▶ _Short problem_: Check every line of the material below for the string "Lyanne", and return the ones that have it.

▶ _Supplied material_:
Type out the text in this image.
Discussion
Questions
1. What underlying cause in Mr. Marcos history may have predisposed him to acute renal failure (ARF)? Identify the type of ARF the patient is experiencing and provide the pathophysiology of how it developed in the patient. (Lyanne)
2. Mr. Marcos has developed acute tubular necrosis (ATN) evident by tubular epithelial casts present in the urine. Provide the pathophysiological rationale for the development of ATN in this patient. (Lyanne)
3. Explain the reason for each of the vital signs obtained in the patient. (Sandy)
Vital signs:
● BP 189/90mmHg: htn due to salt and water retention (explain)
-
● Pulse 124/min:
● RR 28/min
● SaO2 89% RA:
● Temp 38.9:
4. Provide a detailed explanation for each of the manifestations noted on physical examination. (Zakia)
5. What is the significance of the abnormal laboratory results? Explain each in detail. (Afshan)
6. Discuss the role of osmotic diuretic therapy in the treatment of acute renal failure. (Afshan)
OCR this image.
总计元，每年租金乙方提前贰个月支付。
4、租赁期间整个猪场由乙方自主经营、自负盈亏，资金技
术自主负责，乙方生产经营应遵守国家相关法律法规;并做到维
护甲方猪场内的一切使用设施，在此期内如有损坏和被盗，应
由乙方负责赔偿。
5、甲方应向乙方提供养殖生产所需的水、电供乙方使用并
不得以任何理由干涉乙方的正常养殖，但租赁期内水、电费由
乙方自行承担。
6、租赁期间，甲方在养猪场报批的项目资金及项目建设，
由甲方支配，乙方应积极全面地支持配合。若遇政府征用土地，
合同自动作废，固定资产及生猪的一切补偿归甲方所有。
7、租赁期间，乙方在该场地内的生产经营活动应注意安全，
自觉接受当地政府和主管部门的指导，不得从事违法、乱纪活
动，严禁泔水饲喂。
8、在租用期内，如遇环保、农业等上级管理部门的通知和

==

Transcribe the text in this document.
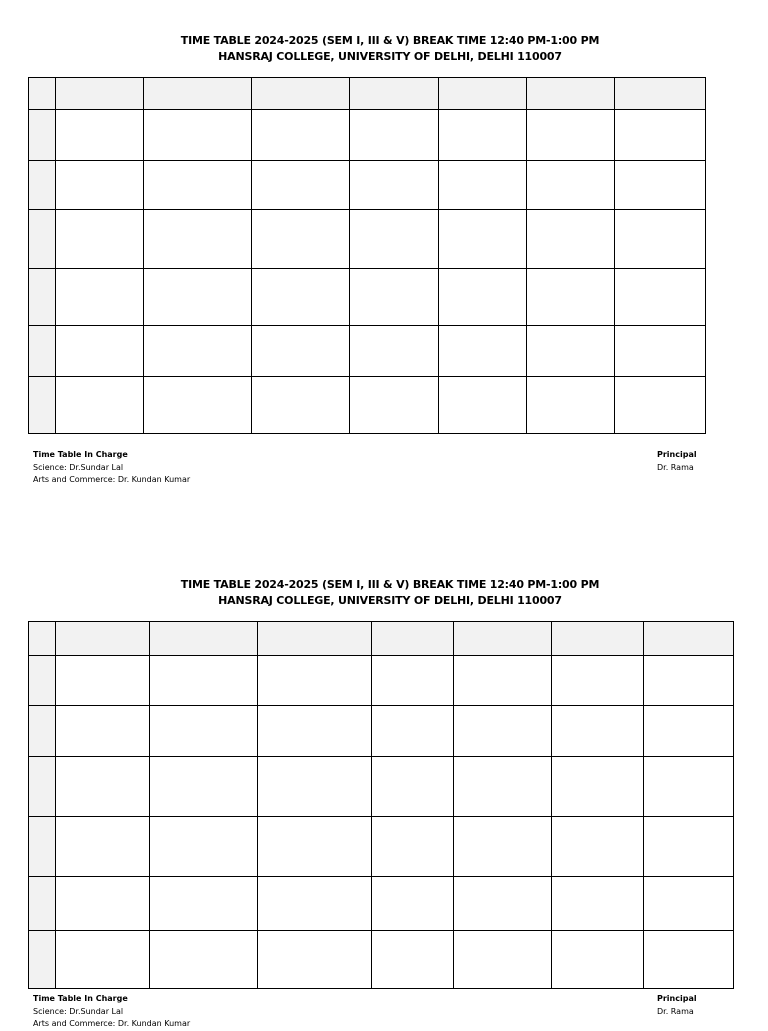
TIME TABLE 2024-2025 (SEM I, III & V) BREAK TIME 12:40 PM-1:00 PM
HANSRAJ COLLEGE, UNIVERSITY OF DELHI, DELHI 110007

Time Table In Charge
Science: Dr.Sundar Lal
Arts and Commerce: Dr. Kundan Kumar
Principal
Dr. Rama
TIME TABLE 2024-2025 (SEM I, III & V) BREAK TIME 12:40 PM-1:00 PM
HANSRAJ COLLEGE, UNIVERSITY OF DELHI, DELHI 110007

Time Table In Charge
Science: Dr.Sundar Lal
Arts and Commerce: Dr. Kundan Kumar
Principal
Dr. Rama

▶ _Problem solution_:
1. What underlying cause in Mr. Marcos history may have predisposed him to acute renal failure (ARF)? Identify the type of ARF the patient is experiencing and provide the pathophysiology of how it developed in the patient. (Lyanne)
2. Mr. Marcos has developed acute tubular necrosis (ATN) evident by tubular epithelial casts present in the urine. Provide the pathophysiological rationale for the development of ATN in this patient. (Lyanne)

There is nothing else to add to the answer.